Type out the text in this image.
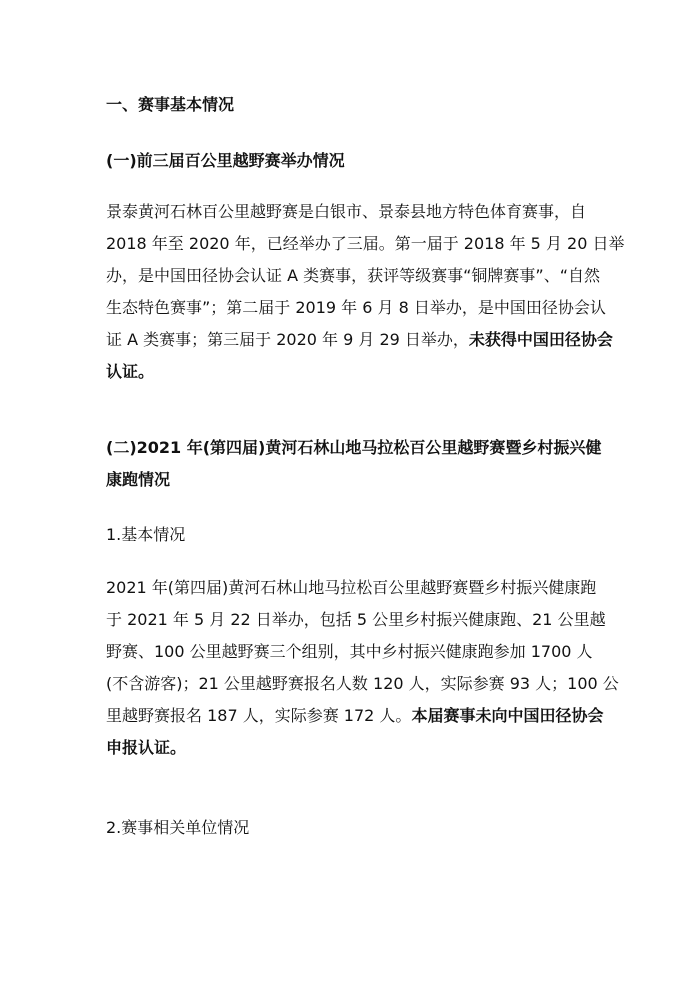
一、赛事基本情况
(一)前三届百公里越野赛举办情况
景泰黄河石林百公里越野赛是白银市、景泰县地方特色体育赛事，自
2018 年至 2020 年，已经举办了三届。第一届于 2018 年 5 月 20 日举
办，是中国田径协会认证 A 类赛事，获评等级赛事“铜牌赛事”、“自然
生态特色赛事”；第二届于 2019 年 6 月 8 日举办，是中国田径协会认
证 A 类赛事；第三届于 2020 年 9 月 29 日举办，未获得中国田径协会
认证。
(二)2021 年(第四届)黄河石林山地马拉松百公里越野赛暨乡村振兴健
康跑情况
1.基本情况
2021 年(第四届)黄河石林山地马拉松百公里越野赛暨乡村振兴健康跑
于 2021 年 5 月 22 日举办，包括 5 公里乡村振兴健康跑、21 公里越
野赛、100 公里越野赛三个组别，其中乡村振兴健康跑参加 1700 人
(不含游客)；21 公里越野赛报名人数 120 人，实际参赛 93 人；100 公
里越野赛报名 187 人，实际参赛 172 人。本届赛事未向中国田径协会
申报认证。
2.赛事相关单位情况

### Stated task
Select every line above that contains the word "实际参赛", and copy it.

### Output for this task
(不含游客)；21 公里越野赛报名人数 120 人，实际参赛 93 人；100 公
里越野赛报名 187 人，实际参赛 172 人。本届赛事未向中国田径协会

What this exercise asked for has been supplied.